What you should do -> Select every line holding the word "좋겠다고" and copy it.

Records from a collection of figures:
# # # # #
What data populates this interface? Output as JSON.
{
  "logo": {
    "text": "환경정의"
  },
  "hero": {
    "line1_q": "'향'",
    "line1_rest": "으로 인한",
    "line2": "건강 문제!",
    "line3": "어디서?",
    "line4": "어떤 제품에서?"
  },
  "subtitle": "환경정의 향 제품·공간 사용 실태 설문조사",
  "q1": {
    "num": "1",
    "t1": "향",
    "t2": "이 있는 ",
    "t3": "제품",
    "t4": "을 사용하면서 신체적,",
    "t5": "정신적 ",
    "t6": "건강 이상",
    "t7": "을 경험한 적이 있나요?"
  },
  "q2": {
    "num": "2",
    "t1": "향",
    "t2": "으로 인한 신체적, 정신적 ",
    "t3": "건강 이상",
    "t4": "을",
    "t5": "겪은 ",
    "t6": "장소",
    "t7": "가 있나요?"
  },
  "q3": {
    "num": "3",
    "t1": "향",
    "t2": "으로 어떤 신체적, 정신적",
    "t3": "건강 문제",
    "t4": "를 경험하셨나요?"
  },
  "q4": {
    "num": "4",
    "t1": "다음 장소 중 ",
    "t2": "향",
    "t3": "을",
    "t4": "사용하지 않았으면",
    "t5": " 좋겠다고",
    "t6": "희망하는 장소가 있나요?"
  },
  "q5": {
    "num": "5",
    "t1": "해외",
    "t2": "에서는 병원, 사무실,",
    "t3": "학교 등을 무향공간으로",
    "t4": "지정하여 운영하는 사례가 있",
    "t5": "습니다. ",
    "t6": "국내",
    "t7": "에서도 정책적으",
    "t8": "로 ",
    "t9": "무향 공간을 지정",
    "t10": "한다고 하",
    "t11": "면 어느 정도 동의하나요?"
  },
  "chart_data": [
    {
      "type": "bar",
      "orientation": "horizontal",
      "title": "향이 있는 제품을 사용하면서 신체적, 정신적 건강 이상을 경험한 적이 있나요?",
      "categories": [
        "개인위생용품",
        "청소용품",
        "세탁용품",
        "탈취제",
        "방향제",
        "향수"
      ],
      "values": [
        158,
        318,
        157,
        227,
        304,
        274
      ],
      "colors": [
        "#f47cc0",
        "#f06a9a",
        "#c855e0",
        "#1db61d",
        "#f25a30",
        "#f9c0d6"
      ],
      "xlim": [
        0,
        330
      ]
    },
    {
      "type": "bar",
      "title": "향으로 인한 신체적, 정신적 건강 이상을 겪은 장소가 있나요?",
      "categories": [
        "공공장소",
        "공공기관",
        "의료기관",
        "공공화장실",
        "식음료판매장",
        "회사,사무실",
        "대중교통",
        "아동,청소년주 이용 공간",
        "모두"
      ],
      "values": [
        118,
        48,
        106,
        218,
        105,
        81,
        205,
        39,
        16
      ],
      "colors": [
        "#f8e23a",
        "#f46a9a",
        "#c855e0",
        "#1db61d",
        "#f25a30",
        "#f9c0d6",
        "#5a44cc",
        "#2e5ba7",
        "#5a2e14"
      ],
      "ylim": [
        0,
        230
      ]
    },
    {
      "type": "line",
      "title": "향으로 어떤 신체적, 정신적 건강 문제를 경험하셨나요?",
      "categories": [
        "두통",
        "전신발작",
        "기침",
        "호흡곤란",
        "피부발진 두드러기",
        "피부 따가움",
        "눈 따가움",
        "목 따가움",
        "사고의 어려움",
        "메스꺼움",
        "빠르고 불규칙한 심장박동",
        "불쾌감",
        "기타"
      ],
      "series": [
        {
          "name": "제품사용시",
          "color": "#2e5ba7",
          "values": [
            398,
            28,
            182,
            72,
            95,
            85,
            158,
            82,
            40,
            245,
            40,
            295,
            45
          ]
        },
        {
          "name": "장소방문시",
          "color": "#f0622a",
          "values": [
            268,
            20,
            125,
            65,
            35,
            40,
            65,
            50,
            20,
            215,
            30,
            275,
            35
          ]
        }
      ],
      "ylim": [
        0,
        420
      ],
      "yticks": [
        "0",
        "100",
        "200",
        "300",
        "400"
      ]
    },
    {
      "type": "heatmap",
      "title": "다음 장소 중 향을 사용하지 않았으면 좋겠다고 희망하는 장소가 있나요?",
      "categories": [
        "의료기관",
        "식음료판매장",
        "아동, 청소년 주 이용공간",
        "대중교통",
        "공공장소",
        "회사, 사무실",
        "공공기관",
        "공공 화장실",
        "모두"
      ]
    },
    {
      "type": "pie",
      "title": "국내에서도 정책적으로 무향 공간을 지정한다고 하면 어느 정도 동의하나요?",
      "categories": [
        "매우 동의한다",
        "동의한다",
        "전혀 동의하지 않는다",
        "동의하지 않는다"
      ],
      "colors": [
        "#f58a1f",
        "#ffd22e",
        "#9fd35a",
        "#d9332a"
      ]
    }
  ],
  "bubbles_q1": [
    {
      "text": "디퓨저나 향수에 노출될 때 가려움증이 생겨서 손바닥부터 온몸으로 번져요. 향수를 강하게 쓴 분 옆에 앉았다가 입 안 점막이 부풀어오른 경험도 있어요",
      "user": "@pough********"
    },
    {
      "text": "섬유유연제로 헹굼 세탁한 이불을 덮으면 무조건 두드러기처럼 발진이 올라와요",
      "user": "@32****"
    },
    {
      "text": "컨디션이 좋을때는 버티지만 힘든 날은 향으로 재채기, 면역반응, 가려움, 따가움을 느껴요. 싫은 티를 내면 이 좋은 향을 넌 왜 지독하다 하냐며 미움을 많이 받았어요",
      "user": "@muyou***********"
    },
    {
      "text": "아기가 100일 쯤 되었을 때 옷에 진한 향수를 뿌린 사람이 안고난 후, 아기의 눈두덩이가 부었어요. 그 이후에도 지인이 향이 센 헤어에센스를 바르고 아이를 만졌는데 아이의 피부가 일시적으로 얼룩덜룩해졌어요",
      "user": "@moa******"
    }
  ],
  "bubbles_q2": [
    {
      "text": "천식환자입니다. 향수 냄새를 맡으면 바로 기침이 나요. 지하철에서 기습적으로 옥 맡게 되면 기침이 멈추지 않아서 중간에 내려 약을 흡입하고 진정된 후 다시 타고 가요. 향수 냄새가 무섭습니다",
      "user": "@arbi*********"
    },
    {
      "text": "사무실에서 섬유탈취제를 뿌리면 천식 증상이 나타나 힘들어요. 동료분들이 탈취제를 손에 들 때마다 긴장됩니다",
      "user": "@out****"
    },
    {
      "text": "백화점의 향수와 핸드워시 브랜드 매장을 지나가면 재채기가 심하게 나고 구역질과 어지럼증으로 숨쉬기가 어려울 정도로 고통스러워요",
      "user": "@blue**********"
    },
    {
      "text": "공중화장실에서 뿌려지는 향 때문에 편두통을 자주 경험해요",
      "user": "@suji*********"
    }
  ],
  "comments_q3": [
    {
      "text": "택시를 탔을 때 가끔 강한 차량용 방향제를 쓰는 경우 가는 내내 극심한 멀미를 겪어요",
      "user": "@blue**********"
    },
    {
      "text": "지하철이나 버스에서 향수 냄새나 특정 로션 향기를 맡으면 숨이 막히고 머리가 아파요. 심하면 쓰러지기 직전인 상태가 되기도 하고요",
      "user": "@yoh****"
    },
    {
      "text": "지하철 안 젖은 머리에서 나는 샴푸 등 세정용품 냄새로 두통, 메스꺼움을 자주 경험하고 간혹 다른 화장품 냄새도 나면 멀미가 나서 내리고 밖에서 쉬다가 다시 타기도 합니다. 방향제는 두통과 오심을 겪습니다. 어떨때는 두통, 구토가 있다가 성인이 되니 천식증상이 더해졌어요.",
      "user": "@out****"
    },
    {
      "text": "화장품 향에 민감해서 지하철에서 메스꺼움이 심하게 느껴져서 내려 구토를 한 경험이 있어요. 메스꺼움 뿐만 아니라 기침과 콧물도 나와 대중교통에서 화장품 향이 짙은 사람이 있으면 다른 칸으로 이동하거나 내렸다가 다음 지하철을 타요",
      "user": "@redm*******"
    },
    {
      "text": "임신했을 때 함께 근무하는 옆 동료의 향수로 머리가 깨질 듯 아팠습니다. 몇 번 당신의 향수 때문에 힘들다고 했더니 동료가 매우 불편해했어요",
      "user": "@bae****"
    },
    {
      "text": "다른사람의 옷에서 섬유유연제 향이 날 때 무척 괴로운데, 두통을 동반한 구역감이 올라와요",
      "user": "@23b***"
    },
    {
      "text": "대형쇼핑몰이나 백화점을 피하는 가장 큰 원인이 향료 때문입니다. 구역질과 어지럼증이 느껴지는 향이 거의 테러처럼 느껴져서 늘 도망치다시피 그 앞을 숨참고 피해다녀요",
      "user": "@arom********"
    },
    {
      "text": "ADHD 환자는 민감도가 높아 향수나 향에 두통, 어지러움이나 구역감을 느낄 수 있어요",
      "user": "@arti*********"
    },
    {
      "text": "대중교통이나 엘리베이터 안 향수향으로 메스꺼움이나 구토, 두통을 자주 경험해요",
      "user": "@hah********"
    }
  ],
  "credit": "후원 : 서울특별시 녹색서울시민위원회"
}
# # # # #
Task result ->
    "t5": " 좋겠다고",
      "title": "다음 장소 중 향을 사용하지 않았으면 좋겠다고 희망하는 장소가 있나요?",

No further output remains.